### What to produce
Please quote the material exactly, every line of it.

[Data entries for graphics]
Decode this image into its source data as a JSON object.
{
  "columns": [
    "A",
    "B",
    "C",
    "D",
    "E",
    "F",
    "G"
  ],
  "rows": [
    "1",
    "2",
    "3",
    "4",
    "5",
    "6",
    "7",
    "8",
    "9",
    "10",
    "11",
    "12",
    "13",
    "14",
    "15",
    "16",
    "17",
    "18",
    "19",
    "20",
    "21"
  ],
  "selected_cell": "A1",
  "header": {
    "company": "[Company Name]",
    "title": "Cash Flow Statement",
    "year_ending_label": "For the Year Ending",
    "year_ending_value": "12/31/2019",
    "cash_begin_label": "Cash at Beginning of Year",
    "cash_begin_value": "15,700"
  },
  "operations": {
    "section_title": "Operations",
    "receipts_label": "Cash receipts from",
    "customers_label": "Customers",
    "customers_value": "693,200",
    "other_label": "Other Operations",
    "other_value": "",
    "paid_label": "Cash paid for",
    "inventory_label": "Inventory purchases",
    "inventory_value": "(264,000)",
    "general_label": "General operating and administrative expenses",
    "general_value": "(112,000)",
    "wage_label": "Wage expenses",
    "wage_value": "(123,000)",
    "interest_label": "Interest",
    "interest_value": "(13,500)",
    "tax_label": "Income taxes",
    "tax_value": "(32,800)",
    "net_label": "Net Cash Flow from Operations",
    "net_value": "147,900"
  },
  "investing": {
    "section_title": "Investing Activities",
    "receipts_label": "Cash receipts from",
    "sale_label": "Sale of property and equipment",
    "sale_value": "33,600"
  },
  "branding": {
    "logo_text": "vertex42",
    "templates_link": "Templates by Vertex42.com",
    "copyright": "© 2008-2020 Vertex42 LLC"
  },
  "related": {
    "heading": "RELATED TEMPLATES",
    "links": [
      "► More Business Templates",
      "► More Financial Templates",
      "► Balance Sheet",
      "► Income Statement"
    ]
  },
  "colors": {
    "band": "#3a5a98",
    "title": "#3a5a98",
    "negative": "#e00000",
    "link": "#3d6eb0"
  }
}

### Task result
Decode this image into its source data as a JSON object.
{
  "columns": [
    "A",
    "B",
    "C",
    "D",
    "E",
    "F",
    "G"
  ],
  "rows": [
    "1",
    "2",
    "3",
    "4",
    "5",
    "6",
    "7",
    "8",
    "9",
    "10",
    "11",
    "12",
    "13",
    "14",
    "15",
    "16",
    "17",
    "18",
    "19",
    "20",
    "21"
  ],
  "selected_cell": "A1",
  "header": {
    "company": "[Company Name]",
    "title": "Cash Flow Statement",
    "year_ending_label": "For the Year Ending",
    "year_ending_value": "12/31/2019",
    "cash_begin_label": "Cash at Beginning of Year",
    "cash_begin_value": "15,700"
  },
  "operations": {
    "section_title": "Operations",
    "receipts_label": "Cash receipts from",
    "customers_label": "Customers",
    "customers_value": "693,200",
    "other_label": "Other Operations",
    "other_value": "",
    "paid_label": "Cash paid for",
    "inventory_label": "Inventory purchases",
    "inventory_value": "(264,000)",
    "general_label": "General operating and administrative expenses",
    "general_value": "(112,000)",
    "wage_label": "Wage expenses",
    "wage_value": "(123,000)",
    "interest_label": "Interest",
    "interest_value": "(13,500)",
    "tax_label": "Income taxes",
    "tax_value": "(32,800)",
    "net_label": "Net Cash Flow from Operations",
    "net_value": "147,900"
  },
  "investing": {
    "section_title": "Investing Activities",
    "receipts_label": "Cash receipts from",
    "sale_label": "Sale of property and equipment",
    "sale_value": "33,600"
  },
  "branding": {
    "logo_text": "vertex42",
    "templates_link": "Templates by Vertex42.com",
    "copyright": "© 2008-2020 Vertex42 LLC"
  },
  "related": {
    "heading": "RELATED TEMPLATES",
    "links": [
      "► More Business Templates",
      "► More Financial Templates",
      "► Balance Sheet",
      "► Income Statement"
    ]
  },
  "colors": {
    "band": "#3a5a98",
    "title": "#3a5a98",
    "negative": "#e00000",
    "link": "#3d6eb0"
  }
}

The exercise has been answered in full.